EXERCISE TASK → Skip the pictures. Reproduce all other material exactly.

Dataset records
- - - - - - -

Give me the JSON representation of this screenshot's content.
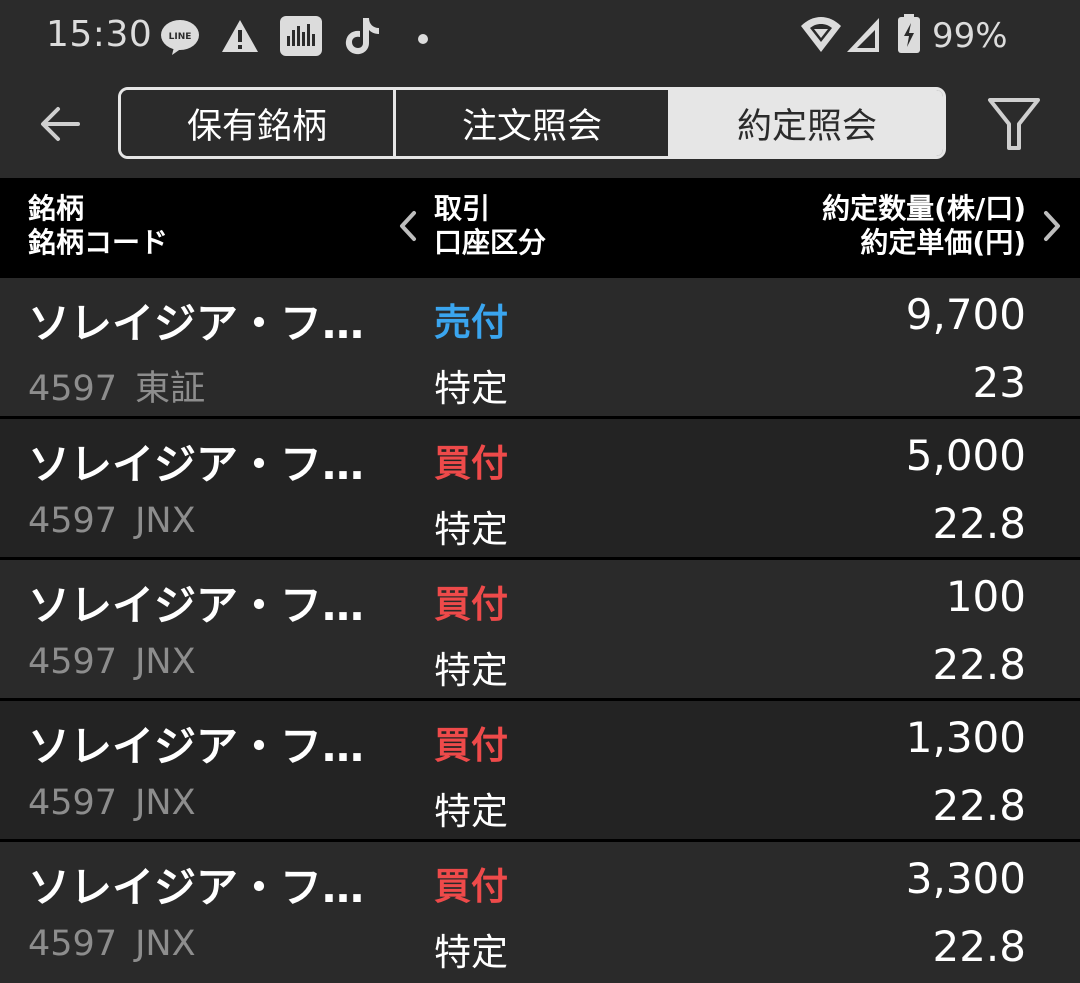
{
  "status_bar": {
    "time": "15:30",
    "battery": "99%",
    "icons": [
      "line-icon",
      "warning-icon",
      "sound-wave-icon",
      "tiktok-icon",
      "dot-icon",
      "wifi-icon",
      "signal-icon",
      "battery-charging-icon"
    ]
  },
  "header": {
    "tabs": [
      {
        "label": "保有銘柄",
        "active": false
      },
      {
        "label": "注文照会",
        "active": false
      },
      {
        "label": "約定照会",
        "active": true
      }
    ],
    "back_icon": "back-arrow-icon",
    "filter_icon": "filter-icon"
  },
  "columns": {
    "left_line1": "銘柄",
    "left_line2": "銘柄コード",
    "mid_line1": "取引",
    "mid_line2": "口座区分",
    "right_line1": "約定数量(株/口)",
    "right_line2": "約定単価(円)"
  },
  "rows": [
    {
      "name": "ソレイジア・フ…",
      "code": "4597",
      "market": "東証",
      "trade": "売付",
      "side": "sell",
      "account": "特定",
      "quantity": "9,700",
      "price": "23"
    },
    {
      "name": "ソレイジア・フ…",
      "code": "4597",
      "market": "JNX",
      "trade": "買付",
      "side": "buy",
      "account": "特定",
      "quantity": "5,000",
      "price": "22.8"
    },
    {
      "name": "ソレイジア・フ…",
      "code": "4597",
      "market": "JNX",
      "trade": "買付",
      "side": "buy",
      "account": "特定",
      "quantity": "100",
      "price": "22.8"
    },
    {
      "name": "ソレイジア・フ…",
      "code": "4597",
      "market": "JNX",
      "trade": "買付",
      "side": "buy",
      "account": "特定",
      "quantity": "1,300",
      "price": "22.8"
    },
    {
      "name": "ソレイジア・フ…",
      "code": "4597",
      "market": "JNX",
      "trade": "買付",
      "side": "buy",
      "account": "特定",
      "quantity": "3,300",
      "price": "22.8"
    }
  ],
  "colors": {
    "sell": "#3aa5ef",
    "buy": "#ee4a4a",
    "background": "#2a2a2a",
    "header_bar": "#000000"
  }
}
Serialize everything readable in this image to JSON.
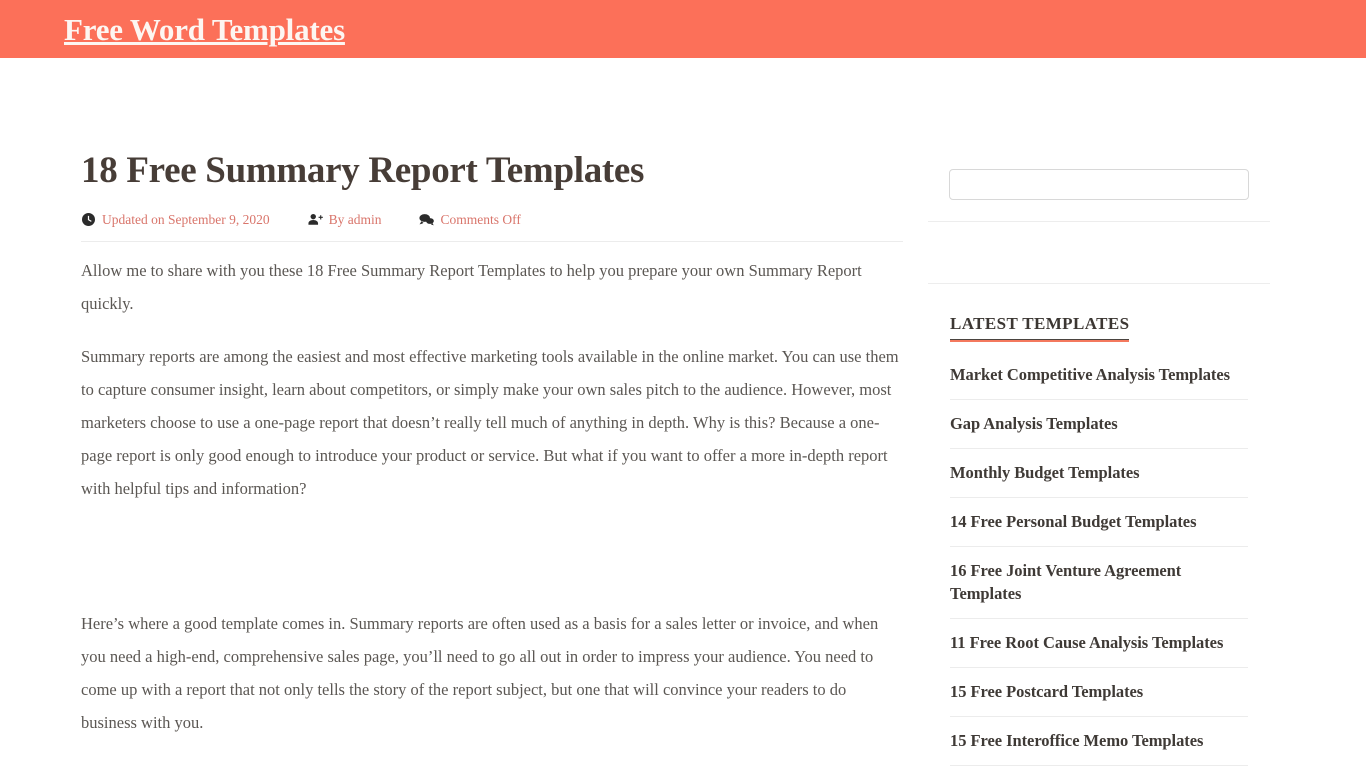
{
  "header": {
    "site_title": "Free Word Templates",
    "brand_color": "#fc7059"
  },
  "article": {
    "title": "18 Free Summary Report Templates",
    "meta": {
      "updated_icon": "clock-icon",
      "updated": "Updated on September 9, 2020",
      "author_icon": "user-plus-icon",
      "author": "By admin",
      "comments_icon": "comments-icon",
      "comments": "Comments Off",
      "meta_color": "#d9756b"
    },
    "paragraphs": [
      "Allow me to share with you these 18 Free Summary Report Templates to help you prepare your own Summary Report quickly.",
      "Summary reports are among the easiest and most effective marketing tools available in the online market. You can use them to capture consumer insight, learn about competitors, or simply make your own sales pitch to the audience. However, most marketers choose to use a one-page report that doesn’t really tell much of anything in depth. Why is this? Because a one-page report is only good enough to introduce your product or service. But what if you want to offer a more in-depth report with helpful tips and information?",
      "Here’s where a good template comes in. Summary reports are often used as a basis for a sales letter or invoice, and when you need a high-end, comprehensive sales page, you’ll need to go all out in order to impress your audience. You need to come up with a report that not only tells the story of the report subject, but one that will convince your readers to do business with you."
    ]
  },
  "sidebar": {
    "search": {
      "value": "",
      "placeholder": ""
    },
    "latest_widget": {
      "title": "LATEST TEMPLATES",
      "accent_color": "#f4795e",
      "items": [
        {
          "label": "Market Competitive Analysis Templates"
        },
        {
          "label": "Gap Analysis Templates"
        },
        {
          "label": "Monthly Budget Templates"
        },
        {
          "label": "14 Free Personal Budget Templates"
        },
        {
          "label": "16 Free Joint Venture Agreement Templates"
        },
        {
          "label": "11 Free Root Cause Analysis Templates"
        },
        {
          "label": "15 Free Postcard Templates"
        },
        {
          "label": "15 Free Interoffice Memo Templates"
        }
      ]
    }
  }
}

- - - - - - -

EXERCISE RESPONSE →
Give me the JSON representation of this screenshot's content.
{
  "status_bar": {
    "time": "15:30",
    "battery": "99%",
    "icons": [
      "line-icon",
      "warning-icon",
      "sound-wave-icon",
      "tiktok-icon",
      "dot-icon",
      "wifi-icon",
      "signal-icon",
      "battery-charging-icon"
    ]
  },
  "header": {
    "tabs": [
      {
        "label": "保有銘柄",
        "active": false
      },
      {
        "label": "注文照会",
        "active": false
      },
      {
        "label": "約定照会",
        "active": true
      }
    ],
    "back_icon": "back-arrow-icon",
    "filter_icon": "filter-icon"
  },
  "columns": {
    "left_line1": "銘柄",
    "left_line2": "銘柄コード",
    "mid_line1": "取引",
    "mid_line2": "口座区分",
    "right_line1": "約定数量(株/口)",
    "right_line2": "約定単価(円)"
  },
  "rows": [
    {
      "name": "ソレイジア・フ…",
      "code": "4597",
      "market": "東証",
      "trade": "売付",
      "side": "sell",
      "account": "特定",
      "quantity": "9,700",
      "price": "23"
    },
    {
      "name": "ソレイジア・フ…",
      "code": "4597",
      "market": "JNX",
      "trade": "買付",
      "side": "buy",
      "account": "特定",
      "quantity": "5,000",
      "price": "22.8"
    },
    {
      "name": "ソレイジア・フ…",
      "code": "4597",
      "market": "JNX",
      "trade": "買付",
      "side": "buy",
      "account": "特定",
      "quantity": "100",
      "price": "22.8"
    },
    {
      "name": "ソレイジア・フ…",
      "code": "4597",
      "market": "JNX",
      "trade": "買付",
      "side": "buy",
      "account": "特定",
      "quantity": "1,300",
      "price": "22.8"
    },
    {
      "name": "ソレイジア・フ…",
      "code": "4597",
      "market": "JNX",
      "trade": "買付",
      "side": "buy",
      "account": "特定",
      "quantity": "3,300",
      "price": "22.8"
    }
  ],
  "colors": {
    "sell": "#3aa5ef",
    "buy": "#ee4a4a",
    "background": "#2a2a2a",
    "header_bar": "#000000"
  }
}
Serialize everything readable in this image to JSON.
{
  "header": {
    "site_title": "Free Word Templates",
    "brand_color": "#fc7059"
  },
  "article": {
    "title": "18 Free Summary Report Templates",
    "meta": {
      "updated_icon": "clock-icon",
      "updated": "Updated on September 9, 2020",
      "author_icon": "user-plus-icon",
      "author": "By admin",
      "comments_icon": "comments-icon",
      "comments": "Comments Off",
      "meta_color": "#d9756b"
    },
    "paragraphs": [
      "Allow me to share with you these 18 Free Summary Report Templates to help you prepare your own Summary Report quickly.",
      "Summary reports are among the easiest and most effective marketing tools available in the online market. You can use them to capture consumer insight, learn about competitors, or simply make your own sales pitch to the audience. However, most marketers choose to use a one-page report that doesn’t really tell much of anything in depth. Why is this? Because a one-page report is only good enough to introduce your product or service. But what if you want to offer a more in-depth report with helpful tips and information?",
      "Here’s where a good template comes in. Summary reports are often used as a basis for a sales letter or invoice, and when you need a high-end, comprehensive sales page, you’ll need to go all out in order to impress your audience. You need to come up with a report that not only tells the story of the report subject, but one that will convince your readers to do business with you."
    ]
  },
  "sidebar": {
    "search": {
      "value": "",
      "placeholder": ""
    },
    "latest_widget": {
      "title": "LATEST TEMPLATES",
      "accent_color": "#f4795e",
      "items": [
        {
          "label": "Market Competitive Analysis Templates"
        },
        {
          "label": "Gap Analysis Templates"
        },
        {
          "label": "Monthly Budget Templates"
        },
        {
          "label": "14 Free Personal Budget Templates"
        },
        {
          "label": "16 Free Joint Venture Agreement Templates"
        },
        {
          "label": "11 Free Root Cause Analysis Templates"
        },
        {
          "label": "15 Free Postcard Templates"
        },
        {
          "label": "15 Free Interoffice Memo Templates"
        }
      ]
    }
  }
}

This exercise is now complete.